### JOB
Pick out each line with the word "Mutual" from the material that follows.

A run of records

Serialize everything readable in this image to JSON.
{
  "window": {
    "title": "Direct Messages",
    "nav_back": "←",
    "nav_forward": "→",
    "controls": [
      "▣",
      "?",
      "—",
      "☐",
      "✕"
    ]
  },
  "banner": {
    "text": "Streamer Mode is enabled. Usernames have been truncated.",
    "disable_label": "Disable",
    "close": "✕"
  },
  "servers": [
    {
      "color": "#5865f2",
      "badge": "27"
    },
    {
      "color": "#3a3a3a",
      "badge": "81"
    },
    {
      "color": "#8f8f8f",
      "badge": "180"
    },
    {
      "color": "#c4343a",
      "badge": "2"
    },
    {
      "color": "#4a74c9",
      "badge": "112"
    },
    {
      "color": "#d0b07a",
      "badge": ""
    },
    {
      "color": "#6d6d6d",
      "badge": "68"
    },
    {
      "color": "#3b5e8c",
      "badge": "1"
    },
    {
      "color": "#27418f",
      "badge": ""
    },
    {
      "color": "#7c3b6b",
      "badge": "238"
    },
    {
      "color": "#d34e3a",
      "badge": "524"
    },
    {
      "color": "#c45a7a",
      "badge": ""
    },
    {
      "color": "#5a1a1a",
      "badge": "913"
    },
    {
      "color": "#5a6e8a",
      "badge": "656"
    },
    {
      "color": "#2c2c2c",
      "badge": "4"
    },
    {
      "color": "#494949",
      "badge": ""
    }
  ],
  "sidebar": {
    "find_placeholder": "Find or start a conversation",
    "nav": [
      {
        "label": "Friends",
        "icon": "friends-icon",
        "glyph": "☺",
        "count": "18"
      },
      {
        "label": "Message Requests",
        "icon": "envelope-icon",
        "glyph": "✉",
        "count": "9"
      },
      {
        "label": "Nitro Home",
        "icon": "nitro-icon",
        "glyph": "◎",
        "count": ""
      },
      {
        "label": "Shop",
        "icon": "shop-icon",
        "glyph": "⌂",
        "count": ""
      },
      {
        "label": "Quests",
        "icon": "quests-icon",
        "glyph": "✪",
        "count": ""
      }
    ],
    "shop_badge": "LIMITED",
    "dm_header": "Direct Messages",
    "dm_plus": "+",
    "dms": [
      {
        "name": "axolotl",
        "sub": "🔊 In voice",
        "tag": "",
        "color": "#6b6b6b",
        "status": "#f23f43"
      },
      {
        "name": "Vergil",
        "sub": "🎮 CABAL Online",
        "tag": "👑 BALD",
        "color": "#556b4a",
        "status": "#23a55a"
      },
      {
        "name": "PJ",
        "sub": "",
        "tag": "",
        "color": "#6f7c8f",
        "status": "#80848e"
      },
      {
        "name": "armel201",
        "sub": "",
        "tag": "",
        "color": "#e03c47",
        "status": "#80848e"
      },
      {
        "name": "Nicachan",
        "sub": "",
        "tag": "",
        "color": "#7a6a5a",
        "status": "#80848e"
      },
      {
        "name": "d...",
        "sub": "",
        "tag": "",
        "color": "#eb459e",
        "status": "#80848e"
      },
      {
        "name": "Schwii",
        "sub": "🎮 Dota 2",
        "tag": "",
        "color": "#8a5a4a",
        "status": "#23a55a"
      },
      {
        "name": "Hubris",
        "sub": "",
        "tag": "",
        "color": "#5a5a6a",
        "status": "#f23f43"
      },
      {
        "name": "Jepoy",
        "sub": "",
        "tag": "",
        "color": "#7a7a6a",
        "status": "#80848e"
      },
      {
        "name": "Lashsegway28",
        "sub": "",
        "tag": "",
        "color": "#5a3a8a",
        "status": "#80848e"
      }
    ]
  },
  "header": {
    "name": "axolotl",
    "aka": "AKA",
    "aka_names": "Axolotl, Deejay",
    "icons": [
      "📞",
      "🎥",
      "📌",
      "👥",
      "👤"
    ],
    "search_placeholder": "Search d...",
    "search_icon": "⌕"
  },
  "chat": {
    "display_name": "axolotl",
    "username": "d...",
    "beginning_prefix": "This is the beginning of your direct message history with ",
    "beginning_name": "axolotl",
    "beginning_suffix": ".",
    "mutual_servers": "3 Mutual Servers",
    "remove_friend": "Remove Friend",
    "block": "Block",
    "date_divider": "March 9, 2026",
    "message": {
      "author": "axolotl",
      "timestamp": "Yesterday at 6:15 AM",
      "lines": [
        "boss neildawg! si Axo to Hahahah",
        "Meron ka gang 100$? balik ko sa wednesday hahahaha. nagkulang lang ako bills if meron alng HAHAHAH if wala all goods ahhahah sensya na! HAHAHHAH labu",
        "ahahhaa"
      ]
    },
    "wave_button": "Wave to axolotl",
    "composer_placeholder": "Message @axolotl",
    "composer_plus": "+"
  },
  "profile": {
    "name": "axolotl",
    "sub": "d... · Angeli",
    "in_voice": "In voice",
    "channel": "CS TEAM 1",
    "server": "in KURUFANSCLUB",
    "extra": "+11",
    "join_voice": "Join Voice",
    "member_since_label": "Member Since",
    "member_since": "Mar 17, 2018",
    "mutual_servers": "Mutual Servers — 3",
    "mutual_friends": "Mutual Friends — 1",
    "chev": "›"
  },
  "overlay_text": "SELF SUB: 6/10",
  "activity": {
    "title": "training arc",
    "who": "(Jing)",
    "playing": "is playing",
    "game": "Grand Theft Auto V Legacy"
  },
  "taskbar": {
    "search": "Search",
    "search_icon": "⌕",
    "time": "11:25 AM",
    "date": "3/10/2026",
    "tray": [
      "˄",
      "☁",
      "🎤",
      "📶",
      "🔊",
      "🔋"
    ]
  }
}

### OUTPUT OF THE EXERCISE
    "mutual_servers": "3 Mutual Servers",
    "mutual_servers": "Mutual Servers — 3",
    "mutual_friends": "Mutual Friends — 1",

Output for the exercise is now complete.